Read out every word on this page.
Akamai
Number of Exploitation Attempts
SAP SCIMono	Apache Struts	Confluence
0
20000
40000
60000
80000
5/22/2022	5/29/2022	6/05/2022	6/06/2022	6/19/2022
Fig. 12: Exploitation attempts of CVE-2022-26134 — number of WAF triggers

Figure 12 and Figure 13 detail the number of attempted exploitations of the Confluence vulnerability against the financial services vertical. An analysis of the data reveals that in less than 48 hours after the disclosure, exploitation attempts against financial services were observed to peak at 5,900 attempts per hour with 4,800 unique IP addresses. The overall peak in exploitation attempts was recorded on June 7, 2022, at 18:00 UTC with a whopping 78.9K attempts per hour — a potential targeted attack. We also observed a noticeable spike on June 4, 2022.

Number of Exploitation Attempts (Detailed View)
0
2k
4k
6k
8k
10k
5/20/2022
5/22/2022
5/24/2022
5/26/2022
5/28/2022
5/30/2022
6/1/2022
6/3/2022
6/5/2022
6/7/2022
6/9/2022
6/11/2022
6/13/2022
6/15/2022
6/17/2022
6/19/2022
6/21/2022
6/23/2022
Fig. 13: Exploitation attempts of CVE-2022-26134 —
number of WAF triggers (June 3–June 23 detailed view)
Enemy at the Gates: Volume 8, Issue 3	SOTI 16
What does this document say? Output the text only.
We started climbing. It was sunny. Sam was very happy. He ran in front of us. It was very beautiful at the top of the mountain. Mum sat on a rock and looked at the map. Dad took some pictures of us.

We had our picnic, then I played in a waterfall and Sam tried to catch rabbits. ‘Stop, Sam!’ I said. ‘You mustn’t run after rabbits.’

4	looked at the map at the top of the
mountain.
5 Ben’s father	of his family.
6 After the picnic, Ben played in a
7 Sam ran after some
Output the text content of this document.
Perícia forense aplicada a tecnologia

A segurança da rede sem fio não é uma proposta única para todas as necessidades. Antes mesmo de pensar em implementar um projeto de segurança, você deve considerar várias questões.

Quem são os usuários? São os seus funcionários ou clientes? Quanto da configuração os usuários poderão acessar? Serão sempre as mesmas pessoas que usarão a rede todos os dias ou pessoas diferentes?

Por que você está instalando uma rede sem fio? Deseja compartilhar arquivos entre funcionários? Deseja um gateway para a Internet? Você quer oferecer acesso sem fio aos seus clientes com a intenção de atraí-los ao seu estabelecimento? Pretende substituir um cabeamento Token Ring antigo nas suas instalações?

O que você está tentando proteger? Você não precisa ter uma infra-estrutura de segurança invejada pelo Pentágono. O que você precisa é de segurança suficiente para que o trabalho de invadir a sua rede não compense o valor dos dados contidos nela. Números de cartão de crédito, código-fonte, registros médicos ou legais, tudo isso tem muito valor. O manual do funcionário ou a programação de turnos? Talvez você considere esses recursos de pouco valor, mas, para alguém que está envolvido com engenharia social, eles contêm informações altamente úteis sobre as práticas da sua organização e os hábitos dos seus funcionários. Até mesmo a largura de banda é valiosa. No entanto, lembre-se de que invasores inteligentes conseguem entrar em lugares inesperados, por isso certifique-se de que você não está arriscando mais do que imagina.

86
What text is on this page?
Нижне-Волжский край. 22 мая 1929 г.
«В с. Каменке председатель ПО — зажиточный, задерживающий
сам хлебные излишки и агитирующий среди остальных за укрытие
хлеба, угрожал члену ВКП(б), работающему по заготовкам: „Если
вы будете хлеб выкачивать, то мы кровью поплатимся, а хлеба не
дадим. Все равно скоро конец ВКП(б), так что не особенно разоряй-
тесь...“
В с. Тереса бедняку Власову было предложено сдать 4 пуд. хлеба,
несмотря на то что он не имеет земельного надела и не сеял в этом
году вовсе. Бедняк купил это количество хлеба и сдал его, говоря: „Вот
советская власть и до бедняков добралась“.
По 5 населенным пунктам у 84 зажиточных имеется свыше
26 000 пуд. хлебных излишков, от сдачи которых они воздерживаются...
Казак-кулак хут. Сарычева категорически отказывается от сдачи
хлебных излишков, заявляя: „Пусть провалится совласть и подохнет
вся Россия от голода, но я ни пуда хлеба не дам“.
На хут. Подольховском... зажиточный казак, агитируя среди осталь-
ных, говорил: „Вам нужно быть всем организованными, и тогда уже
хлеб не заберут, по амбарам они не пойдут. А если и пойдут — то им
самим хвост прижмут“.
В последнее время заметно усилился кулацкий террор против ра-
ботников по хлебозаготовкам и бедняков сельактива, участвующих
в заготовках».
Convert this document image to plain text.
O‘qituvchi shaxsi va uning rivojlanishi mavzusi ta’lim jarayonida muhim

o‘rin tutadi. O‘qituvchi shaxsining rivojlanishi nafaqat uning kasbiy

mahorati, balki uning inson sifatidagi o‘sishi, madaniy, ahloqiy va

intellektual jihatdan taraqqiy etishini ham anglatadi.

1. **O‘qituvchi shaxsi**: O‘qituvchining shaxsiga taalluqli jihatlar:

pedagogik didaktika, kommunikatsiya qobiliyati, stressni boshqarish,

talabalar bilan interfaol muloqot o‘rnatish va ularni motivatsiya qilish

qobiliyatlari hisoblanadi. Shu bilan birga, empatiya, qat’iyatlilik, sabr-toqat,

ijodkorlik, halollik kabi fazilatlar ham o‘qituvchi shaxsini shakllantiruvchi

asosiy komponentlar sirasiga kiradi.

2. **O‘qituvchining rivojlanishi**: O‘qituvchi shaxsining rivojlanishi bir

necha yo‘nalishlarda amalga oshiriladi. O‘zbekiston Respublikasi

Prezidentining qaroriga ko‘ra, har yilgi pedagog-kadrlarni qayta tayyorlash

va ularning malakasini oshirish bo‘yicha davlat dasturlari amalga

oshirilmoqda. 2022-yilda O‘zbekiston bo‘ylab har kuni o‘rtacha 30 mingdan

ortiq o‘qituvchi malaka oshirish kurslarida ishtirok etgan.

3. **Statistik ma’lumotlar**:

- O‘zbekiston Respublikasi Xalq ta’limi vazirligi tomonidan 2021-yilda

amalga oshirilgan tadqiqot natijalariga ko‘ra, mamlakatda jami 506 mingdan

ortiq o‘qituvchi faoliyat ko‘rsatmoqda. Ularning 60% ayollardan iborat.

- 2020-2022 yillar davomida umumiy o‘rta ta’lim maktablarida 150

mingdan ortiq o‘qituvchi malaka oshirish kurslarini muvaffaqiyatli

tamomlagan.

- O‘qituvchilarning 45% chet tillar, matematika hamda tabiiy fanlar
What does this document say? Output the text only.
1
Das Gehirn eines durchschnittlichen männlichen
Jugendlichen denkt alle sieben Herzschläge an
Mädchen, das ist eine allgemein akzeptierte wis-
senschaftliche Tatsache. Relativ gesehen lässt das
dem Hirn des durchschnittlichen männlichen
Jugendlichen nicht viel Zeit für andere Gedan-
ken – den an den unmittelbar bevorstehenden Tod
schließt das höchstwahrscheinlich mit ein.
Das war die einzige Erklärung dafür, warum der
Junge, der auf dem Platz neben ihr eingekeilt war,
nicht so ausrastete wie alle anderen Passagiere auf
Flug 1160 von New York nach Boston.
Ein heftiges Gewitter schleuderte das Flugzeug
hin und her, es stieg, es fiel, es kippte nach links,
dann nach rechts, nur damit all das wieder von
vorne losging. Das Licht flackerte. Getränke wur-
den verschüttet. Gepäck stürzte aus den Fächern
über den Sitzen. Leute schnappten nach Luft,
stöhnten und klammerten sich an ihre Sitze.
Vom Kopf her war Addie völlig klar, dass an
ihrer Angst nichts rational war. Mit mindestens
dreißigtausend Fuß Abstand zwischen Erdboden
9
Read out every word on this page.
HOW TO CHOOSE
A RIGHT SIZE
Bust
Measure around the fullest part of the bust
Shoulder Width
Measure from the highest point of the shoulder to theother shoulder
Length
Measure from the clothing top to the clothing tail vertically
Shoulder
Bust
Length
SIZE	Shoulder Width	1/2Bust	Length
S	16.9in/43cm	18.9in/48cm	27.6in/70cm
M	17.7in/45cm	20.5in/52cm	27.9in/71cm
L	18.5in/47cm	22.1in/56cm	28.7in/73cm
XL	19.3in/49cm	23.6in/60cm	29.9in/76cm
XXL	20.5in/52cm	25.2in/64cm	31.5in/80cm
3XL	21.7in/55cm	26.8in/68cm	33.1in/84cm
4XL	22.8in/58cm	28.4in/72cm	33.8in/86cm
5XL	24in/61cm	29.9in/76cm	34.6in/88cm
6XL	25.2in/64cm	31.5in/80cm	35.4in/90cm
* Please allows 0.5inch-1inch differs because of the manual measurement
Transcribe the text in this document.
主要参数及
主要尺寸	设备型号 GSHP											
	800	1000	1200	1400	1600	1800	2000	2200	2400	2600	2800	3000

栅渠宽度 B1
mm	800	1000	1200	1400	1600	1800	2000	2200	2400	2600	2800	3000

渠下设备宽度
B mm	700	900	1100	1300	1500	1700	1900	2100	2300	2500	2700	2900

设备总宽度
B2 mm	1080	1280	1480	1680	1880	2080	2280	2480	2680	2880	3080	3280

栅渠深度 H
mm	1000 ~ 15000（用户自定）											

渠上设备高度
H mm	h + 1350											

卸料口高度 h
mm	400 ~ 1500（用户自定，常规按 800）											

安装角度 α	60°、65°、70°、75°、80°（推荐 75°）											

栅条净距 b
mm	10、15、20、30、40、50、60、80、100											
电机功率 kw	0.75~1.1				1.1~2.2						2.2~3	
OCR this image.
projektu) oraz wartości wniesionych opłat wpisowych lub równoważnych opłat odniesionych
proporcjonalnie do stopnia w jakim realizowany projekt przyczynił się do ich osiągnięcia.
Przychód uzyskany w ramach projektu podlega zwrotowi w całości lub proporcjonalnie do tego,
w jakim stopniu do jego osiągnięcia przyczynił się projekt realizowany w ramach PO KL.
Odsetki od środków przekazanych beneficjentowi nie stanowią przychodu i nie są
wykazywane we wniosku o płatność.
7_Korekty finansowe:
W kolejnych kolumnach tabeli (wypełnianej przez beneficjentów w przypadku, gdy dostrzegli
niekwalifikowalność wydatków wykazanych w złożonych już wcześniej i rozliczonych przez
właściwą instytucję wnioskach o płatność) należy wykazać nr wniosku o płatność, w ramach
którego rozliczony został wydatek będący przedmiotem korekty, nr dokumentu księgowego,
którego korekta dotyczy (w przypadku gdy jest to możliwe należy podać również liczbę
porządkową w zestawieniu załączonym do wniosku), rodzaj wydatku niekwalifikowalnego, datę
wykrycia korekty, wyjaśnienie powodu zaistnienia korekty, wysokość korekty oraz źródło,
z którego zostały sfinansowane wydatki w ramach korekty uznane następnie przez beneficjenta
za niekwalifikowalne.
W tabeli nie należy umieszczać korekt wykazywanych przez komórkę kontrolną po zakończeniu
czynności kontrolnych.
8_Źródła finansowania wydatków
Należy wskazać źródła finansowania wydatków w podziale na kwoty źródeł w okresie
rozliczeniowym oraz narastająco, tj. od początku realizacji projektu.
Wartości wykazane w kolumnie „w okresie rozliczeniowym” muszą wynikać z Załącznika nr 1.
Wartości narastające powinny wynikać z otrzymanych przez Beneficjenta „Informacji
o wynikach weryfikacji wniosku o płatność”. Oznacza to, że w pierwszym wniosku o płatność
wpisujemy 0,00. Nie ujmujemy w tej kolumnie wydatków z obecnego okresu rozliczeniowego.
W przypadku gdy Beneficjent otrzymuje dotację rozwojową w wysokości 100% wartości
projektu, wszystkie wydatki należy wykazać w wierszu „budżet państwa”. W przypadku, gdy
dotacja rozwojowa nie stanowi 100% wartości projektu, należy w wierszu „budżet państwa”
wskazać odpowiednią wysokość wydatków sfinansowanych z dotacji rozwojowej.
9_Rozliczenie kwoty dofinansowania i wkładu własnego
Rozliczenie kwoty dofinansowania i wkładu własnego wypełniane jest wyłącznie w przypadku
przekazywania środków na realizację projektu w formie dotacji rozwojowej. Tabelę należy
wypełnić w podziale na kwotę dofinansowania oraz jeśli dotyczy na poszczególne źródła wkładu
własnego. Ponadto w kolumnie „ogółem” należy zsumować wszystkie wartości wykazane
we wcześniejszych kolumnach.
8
◇ ◇ ◇
__WORK TO DO__
Reply with only the number of lines in the material above where the string "zbekiston" appears.

__ANSWER IN FULL__
3